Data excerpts
>> START

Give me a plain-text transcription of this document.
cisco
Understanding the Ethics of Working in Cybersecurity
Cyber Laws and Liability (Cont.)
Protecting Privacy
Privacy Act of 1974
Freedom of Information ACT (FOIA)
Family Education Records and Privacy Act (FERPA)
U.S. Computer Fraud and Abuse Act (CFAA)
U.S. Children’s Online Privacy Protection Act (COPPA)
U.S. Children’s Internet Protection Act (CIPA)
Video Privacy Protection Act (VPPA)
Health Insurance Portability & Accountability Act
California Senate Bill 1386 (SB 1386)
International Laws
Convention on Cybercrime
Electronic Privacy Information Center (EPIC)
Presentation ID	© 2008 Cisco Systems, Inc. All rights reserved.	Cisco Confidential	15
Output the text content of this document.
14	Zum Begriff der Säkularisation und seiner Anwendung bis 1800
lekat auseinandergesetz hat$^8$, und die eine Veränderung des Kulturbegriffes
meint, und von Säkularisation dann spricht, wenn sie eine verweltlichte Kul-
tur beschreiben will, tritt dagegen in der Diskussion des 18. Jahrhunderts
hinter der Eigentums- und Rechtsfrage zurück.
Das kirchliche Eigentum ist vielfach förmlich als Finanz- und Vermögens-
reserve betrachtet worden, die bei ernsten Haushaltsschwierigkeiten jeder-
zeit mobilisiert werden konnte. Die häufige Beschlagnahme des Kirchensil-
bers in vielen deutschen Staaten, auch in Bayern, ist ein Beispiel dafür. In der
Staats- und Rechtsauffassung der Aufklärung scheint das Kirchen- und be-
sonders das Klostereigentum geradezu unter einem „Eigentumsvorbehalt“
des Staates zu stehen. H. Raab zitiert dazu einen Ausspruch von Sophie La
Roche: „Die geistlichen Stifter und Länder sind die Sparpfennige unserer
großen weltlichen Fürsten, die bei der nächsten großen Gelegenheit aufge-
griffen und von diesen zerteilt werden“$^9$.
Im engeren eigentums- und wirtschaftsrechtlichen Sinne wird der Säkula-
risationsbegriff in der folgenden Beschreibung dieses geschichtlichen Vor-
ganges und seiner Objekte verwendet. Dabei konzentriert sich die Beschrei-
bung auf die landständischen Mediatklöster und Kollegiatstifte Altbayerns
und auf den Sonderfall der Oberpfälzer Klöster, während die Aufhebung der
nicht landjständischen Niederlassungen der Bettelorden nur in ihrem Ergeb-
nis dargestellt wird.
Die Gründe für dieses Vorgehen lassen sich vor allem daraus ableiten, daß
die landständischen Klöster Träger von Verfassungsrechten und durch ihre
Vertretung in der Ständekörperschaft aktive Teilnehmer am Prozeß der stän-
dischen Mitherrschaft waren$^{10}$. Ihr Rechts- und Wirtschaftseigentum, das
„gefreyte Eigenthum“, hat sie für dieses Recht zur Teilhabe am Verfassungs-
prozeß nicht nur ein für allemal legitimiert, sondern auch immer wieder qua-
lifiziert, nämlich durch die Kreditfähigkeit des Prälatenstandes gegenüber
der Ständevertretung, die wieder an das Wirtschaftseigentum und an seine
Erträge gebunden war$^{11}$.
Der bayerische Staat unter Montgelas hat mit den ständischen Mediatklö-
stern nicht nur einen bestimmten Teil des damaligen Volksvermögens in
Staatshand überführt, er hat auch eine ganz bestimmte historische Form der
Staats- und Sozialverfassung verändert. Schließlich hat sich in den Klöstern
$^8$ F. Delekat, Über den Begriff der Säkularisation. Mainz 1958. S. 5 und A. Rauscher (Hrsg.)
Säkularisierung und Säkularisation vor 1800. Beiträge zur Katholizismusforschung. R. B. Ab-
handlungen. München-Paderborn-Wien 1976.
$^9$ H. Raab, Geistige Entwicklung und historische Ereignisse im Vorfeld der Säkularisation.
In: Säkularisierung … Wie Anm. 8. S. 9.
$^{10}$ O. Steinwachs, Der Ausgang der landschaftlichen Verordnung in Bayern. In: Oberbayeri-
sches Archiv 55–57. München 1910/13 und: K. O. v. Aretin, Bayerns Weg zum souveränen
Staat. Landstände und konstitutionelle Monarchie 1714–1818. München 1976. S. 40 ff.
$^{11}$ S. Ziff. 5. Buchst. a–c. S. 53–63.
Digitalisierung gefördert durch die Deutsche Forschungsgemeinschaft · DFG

>> END

- _Work required_
Copy each line of the listing that contains the string "this".

- _Complete answer_
Give me a plain-text transcription of this document.
Output the text content of this document.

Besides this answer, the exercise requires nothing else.